**Задание A**
Сколько лет было автору отрывка об осаде Антверпена, когда он потребовал записать его в добровольцы, согласно тексту о Шерлоке Холмсе?

**Исходный текст**
━━━━━━━━━━

Шерлок Холмс и рождение современности - [31]

Шрифт
Интервал

2. Иными словами, это странный мир, существующий только по краям, только на поверхности, ad marginem. Сердцевина его пуста, ни намека на «буржуазные ценности», на религию, общественную мораль и патриотизм, ничего. В то же время такой мир невероятно устойчив — наверное, оттого, что (немного переиначивая великую борхесовскую притчу о сфере Паскаля) поверхность его везде, а центр нигде. Да, это по-прежнему Викторианская эпоха, но в «Знаке четырех» викторианизм не торжествующий, рациональный и полный позитивистского оптимизма, отнюдь. Перед нами драма позднего викторианизма, растерявшегося, шизофренического[38], утратившего ясные ориентиры, стыдящегося своей былой (да и настоящей тогда еще) мощи (и особенно ее источника — индустрии и больших городов), прячущегося в крайний эстетизм и экзотизм, предчувствующего свой конец. Поздний викторианизм, как он явлен нам в «Знаке четырех», — есть триумф края, поверхности, победа колонии над метрополией. Но ведь это Оскар Уайльд сказал, что только поверхностные люди не судят по внешности (то есть поверхности). Артур Конан Дойль был всего на четыре года младше Уайльда, они вместе обедали в августе 1889-го и печатались в одном издании.

Прощание в Эссексе

«Опытные бойцы французских и британских подразделений уже вели боевые действия, так что свободных войск для спасения города под рукой не оказалось, а недавно сформированные части еще не были готовы к отправке на фронт. В таких обстоятельствах британские лидеры приняли решение, невероятно отважное, на грани спешки столь великодушное, что его можно счесть почти донкихотским. Решено было срочно послать дивизию, одна бригада которой состояла из непревзойденных в британских вооруженных силах морских пехотинцев, а две другие — из юных добровольцев-моряков, большинство из них надели военную форму несколько недель назад. Этот необычный эксперимент продемонстрировал следующее: стоило спортивному, здраво рассуждающему британцу получить солдатское обмундирование, как он — несмотря на всю свою неопытность и отсутствие сноровки — может повлиять на ход кампании. Странное войско, на треть старослужащее, на две трети новобранское, поспешило через пролив, чтобы сделать все возможное для спасения города и показать Бельгии, насколько реальна наша симпатия к ней, — ведь только симпатия могла заставить нас отправить на ее защиту все, что у нас было»[39].

За два месяца до описываемых событий автор этого отрывка, посвященного осаде Антверпена германскими войсками осенью 1914 года, потребовал, чтобы его немедленно записали в добровольцы. На тот момент ему было 55 лет; он написал в военное ведомство: «Думаю, я могу утверждать, что имя мое хорошо известно молодым людям этой страны, оттого, если меня в моем возрасте запишут в добровольцы, это подаст им полезный пример. <…> Мне пятьдесят пять, но я очень силен и вынослив, обладаю звучным голосом, слышным на большом расстоянии, что может пригодиться для строевых учений».

━━━━━━━━━━

**Строки набора данных**

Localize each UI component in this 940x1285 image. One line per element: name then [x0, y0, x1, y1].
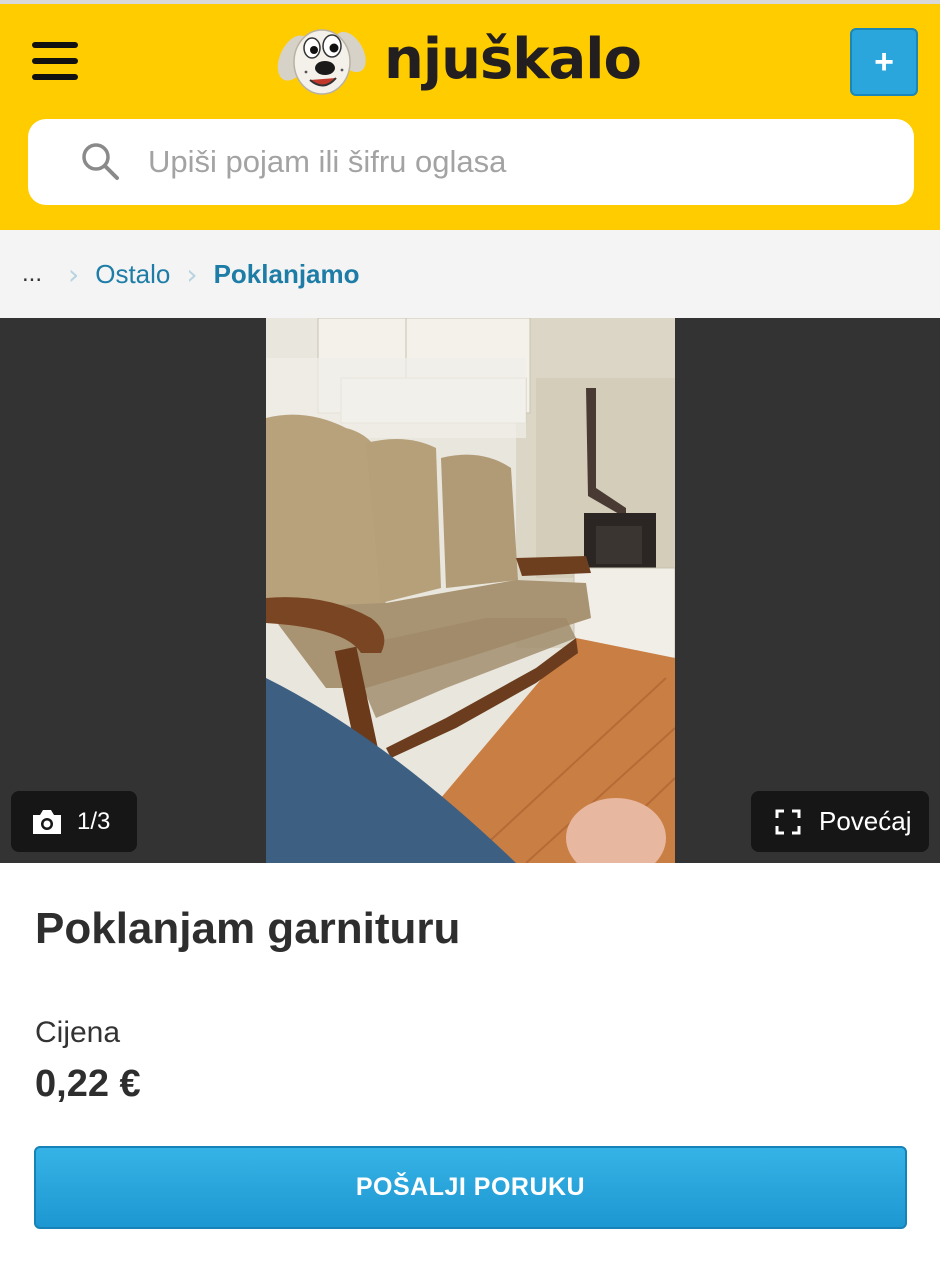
fullscreen-icon — [775, 809, 801, 834]
search-icon[interactable] — [80, 141, 120, 181]
breadcrumb: ... › Ostalo › Poklanjamo — [0, 230, 940, 318]
photo-gallery: 1/3 Povećaj — [0, 318, 940, 863]
photo-counter-text: 1/3 — [77, 807, 111, 835]
listing-photo[interactable] — [266, 318, 675, 863]
listing-title: Poklanjam garnituru — [35, 904, 461, 953]
chevron-right-icon: › — [68, 257, 80, 291]
chevron-right-icon: › — [186, 257, 198, 291]
logo-text: njuškalo — [384, 27, 642, 92]
camera-icon — [33, 809, 61, 834]
enlarge-button[interactable]: Povećaj — [751, 791, 929, 852]
price-label: Cijena — [35, 1016, 121, 1049]
enlarge-label: Povećaj — [819, 806, 912, 836]
site-logo[interactable]: njuškalo — [272, 18, 662, 102]
hamburger-menu-icon[interactable] — [30, 40, 80, 82]
dog-mascot-icon — [277, 29, 366, 95]
price-value: 0,22 € — [35, 1063, 141, 1105]
breadcrumb-ellipsis[interactable]: ... — [22, 260, 42, 288]
search-input[interactable] — [148, 119, 888, 205]
breadcrumb-item-ostalo[interactable]: Ostalo — [95, 259, 170, 290]
search-bar — [28, 119, 914, 205]
add-listing-button[interactable]: + — [850, 28, 918, 96]
breadcrumb-item-poklanjamo[interactable]: Poklanjamo — [214, 259, 360, 290]
app-header: njuškalo + — [0, 0, 940, 230]
send-message-button[interactable]: POŠALJI PORUKU — [34, 1146, 907, 1229]
photo-counter-button[interactable]: 1/3 — [11, 791, 137, 852]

━━━━━━━━━━

**Задание B**
Оформите все строки набора данных в виде таблицы Markdown со столбцами «№» и «Строка», пропустив пустые строки. Изображения в ответ не включайте.

**Итоговый ответ A**
Ему было 55 лет.

**Итоговый ответ B**
| № | Строка |
|---|---|
| 1 | Localize each UI component in this 940x1285 image. One line per element: name then [x0, y0, x1, y1]. |
| 2 | fullscreen-icon — [775, 809, 801, 834] |
| 3 | search-icon[interactable] — [80, 141, 120, 181] |
| 4 | breadcrumb: ... › Ostalo › Poklanjamo — [0, 230, 940, 318] |
| 5 | photo-gallery: 1/3 Povećaj — [0, 318, 940, 863] |
| 6 | photo-counter-text: 1/3 — [77, 807, 111, 835] |
| 7 | listing-photo[interactable] — [266, 318, 675, 863] |
| 8 | listing-title: Poklanjam garnituru — [35, 904, 461, 953] |
| 9 | chevron-right-icon: › — [68, 257, 80, 291] |
| 10 | chevron-right-icon: › — [186, 257, 198, 291] |
| 11 | logo-text: njuškalo — [384, 27, 642, 92] |
| 12 | camera-icon — [33, 809, 61, 834] |
| 13 | enlarge-button[interactable]: Povećaj — [751, 791, 929, 852] |
| 14 | price-label: Cijena — [35, 1016, 121, 1049] |
| 15 | enlarge-label: Povećaj — [819, 806, 912, 836] |
| 16 | site-logo[interactable]: njuškalo — [272, 18, 662, 102] |
| 17 | hamburger-menu-icon[interactable] — [30, 40, 80, 82] |
| 18 | dog-mascot-icon — [277, 29, 366, 95] |
| 19 | price-value: 0,22 € — [35, 1063, 141, 1105] |
| 20 | breadcrumb-ellipsis[interactable]: ... — [22, 260, 42, 288] |
| 21 | search-input[interactable] — [148, 119, 888, 205] |
| 22 | breadcrumb-item-ostalo[interactable]: Ostalo — [95, 259, 170, 290] |
| 23 | search-bar — [28, 119, 914, 205] |
| 24 | add-listing-button[interactable]: + — [850, 28, 918, 96] |
| 25 | breadcrumb-item-poklanjamo[interactable]: Poklanjamo — [214, 259, 360, 290] |
| 26 | app-header: njuškalo + — [0, 0, 940, 230] |
| 27 | send-message-button[interactable]: POŠALJI PORUKU — [34, 1146, 907, 1229] |
| 28 | photo-counter-button[interactable]: 1/3 — [11, 791, 137, 852] |